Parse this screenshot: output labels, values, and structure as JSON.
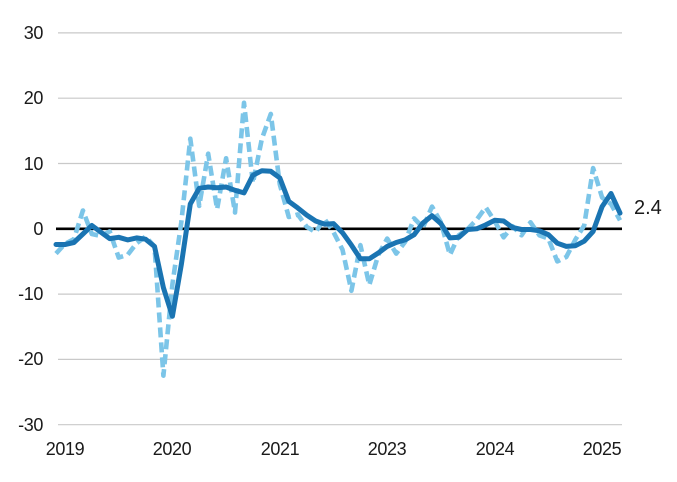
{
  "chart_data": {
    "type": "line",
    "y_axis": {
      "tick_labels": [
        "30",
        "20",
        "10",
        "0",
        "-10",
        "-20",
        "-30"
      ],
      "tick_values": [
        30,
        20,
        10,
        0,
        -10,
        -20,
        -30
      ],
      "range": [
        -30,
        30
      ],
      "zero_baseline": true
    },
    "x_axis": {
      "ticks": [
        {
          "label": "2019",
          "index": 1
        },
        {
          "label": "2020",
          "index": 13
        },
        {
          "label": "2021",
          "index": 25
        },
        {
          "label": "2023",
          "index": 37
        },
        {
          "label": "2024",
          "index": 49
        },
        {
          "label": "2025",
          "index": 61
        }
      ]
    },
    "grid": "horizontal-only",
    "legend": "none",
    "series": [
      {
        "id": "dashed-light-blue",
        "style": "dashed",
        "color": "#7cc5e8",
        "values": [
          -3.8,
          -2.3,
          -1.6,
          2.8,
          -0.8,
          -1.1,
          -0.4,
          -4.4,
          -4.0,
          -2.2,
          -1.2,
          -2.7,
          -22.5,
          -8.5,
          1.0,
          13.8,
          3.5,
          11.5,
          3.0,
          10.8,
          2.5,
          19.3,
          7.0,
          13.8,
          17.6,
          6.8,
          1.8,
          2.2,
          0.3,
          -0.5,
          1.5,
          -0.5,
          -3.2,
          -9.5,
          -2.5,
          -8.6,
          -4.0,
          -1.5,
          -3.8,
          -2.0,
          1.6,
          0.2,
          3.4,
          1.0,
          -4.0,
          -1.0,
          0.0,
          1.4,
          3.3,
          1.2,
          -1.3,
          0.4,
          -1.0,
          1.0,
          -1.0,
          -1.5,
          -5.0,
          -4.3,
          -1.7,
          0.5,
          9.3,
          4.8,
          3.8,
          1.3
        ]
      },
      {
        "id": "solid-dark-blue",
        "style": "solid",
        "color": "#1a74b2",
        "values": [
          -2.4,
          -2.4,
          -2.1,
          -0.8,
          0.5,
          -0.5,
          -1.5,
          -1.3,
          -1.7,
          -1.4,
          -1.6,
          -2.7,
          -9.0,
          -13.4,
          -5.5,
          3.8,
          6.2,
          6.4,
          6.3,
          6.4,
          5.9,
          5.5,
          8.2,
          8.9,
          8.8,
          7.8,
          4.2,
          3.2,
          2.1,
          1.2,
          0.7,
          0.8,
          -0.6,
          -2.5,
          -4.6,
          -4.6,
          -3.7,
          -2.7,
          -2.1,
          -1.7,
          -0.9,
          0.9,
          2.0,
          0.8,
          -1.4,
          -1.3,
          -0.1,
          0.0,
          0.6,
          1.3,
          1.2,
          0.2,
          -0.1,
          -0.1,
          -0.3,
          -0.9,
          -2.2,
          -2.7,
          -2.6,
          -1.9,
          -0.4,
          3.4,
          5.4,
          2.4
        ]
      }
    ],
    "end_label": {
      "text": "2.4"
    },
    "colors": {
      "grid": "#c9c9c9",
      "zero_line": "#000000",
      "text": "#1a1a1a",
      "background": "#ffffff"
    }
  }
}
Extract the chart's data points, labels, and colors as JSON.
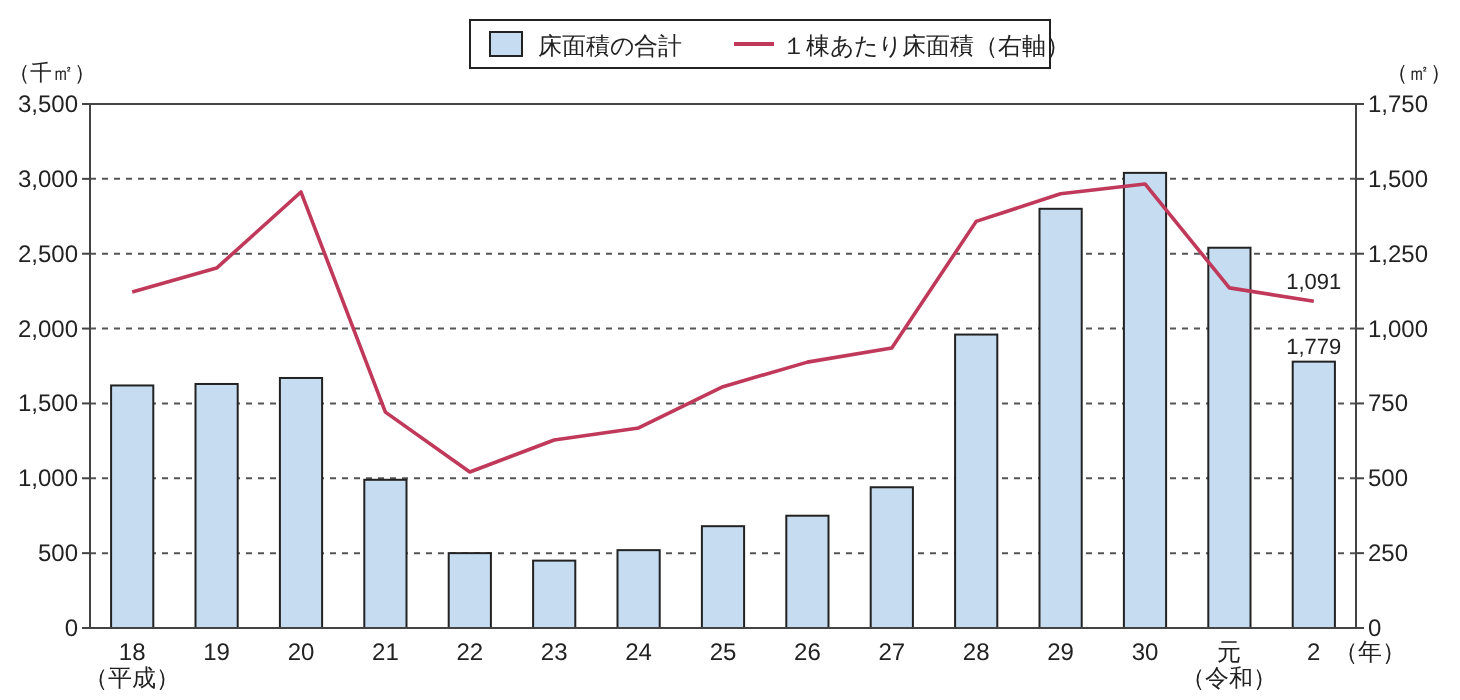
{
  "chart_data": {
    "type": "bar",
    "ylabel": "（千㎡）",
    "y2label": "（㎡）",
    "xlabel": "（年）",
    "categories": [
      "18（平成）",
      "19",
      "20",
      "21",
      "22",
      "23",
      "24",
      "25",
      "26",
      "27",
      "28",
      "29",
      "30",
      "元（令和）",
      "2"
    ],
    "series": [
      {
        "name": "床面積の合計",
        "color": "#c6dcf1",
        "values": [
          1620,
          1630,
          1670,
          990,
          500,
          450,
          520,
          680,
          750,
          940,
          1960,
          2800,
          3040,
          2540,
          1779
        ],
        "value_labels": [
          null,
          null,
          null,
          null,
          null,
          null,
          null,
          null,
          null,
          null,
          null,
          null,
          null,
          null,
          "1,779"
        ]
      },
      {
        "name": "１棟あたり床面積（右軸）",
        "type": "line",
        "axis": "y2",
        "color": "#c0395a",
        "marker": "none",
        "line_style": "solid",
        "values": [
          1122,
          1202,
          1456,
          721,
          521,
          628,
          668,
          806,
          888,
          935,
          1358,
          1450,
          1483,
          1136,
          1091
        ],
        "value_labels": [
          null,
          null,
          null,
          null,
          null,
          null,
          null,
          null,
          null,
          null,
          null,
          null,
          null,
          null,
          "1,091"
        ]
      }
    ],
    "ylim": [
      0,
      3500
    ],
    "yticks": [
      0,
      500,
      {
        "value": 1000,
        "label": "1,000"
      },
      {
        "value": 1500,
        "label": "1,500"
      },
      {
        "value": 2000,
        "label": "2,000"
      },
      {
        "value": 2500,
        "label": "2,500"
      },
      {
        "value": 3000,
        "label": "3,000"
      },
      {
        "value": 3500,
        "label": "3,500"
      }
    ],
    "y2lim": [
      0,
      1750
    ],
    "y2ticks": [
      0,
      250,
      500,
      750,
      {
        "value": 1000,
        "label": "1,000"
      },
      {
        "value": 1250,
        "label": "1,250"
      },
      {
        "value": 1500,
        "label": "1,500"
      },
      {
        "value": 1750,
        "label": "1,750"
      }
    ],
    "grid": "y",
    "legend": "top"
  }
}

----

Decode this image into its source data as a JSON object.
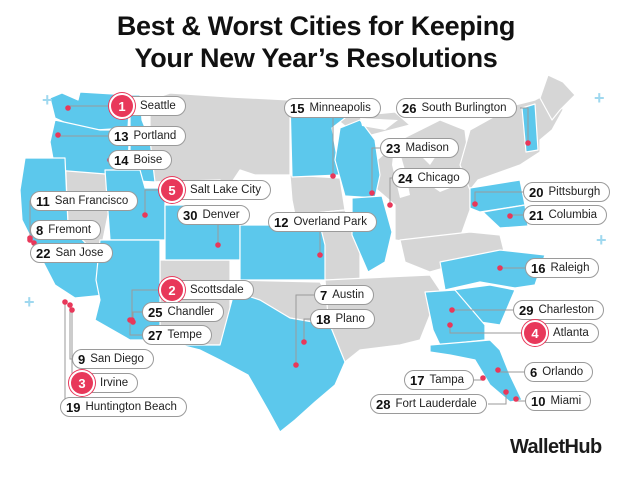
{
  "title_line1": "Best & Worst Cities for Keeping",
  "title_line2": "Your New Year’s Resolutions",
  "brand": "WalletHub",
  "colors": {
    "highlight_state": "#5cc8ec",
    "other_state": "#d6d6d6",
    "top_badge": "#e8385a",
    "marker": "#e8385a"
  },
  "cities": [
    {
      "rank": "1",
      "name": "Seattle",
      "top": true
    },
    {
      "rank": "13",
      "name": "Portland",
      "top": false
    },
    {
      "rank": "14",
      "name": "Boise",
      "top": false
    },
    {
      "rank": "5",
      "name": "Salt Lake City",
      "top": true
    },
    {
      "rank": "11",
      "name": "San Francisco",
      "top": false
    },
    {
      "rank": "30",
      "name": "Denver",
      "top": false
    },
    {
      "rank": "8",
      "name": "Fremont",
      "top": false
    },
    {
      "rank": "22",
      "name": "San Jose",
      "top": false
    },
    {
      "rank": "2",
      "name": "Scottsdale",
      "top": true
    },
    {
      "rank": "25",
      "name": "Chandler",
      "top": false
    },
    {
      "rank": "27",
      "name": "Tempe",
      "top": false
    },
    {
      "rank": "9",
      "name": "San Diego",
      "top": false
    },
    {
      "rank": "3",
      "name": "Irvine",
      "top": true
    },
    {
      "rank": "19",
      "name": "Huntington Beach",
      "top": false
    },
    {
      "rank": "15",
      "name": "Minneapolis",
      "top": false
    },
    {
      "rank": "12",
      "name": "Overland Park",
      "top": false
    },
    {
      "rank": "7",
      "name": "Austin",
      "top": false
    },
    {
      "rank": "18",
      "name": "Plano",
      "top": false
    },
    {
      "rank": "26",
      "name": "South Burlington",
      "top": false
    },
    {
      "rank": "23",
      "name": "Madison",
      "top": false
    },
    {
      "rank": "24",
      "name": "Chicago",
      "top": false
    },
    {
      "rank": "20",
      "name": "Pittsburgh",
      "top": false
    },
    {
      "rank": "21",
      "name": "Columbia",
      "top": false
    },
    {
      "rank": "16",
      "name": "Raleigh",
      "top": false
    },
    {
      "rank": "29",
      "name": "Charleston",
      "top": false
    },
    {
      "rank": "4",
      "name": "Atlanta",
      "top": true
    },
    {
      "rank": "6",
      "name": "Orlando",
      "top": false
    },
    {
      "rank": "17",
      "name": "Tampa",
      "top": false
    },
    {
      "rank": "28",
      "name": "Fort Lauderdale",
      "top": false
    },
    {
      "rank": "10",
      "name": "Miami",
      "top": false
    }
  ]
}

----

- _EXERCISE OBJECTIVE_
Each line of the material that holds the string "JSON" counts once; give the total alone.

- _TASK SOLUTION_
3